**PROBLEM STATEMENT**
Locate and copy each line in the data that contains the word "document".

Records from a dataset
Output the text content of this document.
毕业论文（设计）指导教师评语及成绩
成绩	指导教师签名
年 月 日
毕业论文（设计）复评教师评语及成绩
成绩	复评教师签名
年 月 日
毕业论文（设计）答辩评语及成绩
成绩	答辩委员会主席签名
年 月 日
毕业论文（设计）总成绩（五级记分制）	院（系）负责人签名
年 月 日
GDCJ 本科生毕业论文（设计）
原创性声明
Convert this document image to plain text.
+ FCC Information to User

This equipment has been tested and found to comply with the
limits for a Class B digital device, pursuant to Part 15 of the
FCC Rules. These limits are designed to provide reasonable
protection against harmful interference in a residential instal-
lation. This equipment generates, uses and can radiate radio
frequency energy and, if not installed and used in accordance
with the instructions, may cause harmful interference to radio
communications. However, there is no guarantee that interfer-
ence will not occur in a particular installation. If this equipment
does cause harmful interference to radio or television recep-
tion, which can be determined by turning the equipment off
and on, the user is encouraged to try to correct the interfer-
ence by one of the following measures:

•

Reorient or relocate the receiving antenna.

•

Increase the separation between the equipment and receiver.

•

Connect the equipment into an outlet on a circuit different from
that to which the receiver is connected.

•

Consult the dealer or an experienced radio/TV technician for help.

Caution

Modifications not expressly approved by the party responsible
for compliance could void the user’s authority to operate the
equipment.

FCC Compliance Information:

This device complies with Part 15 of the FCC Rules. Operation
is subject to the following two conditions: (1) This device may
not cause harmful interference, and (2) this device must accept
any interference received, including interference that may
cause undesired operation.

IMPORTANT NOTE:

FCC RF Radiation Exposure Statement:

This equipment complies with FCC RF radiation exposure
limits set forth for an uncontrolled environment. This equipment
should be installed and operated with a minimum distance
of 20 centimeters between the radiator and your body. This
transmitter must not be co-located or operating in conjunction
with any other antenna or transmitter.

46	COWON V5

**RESPONSE TO THIS EXERCISE**
Output the text content of this document.
Convert this document image to plain text.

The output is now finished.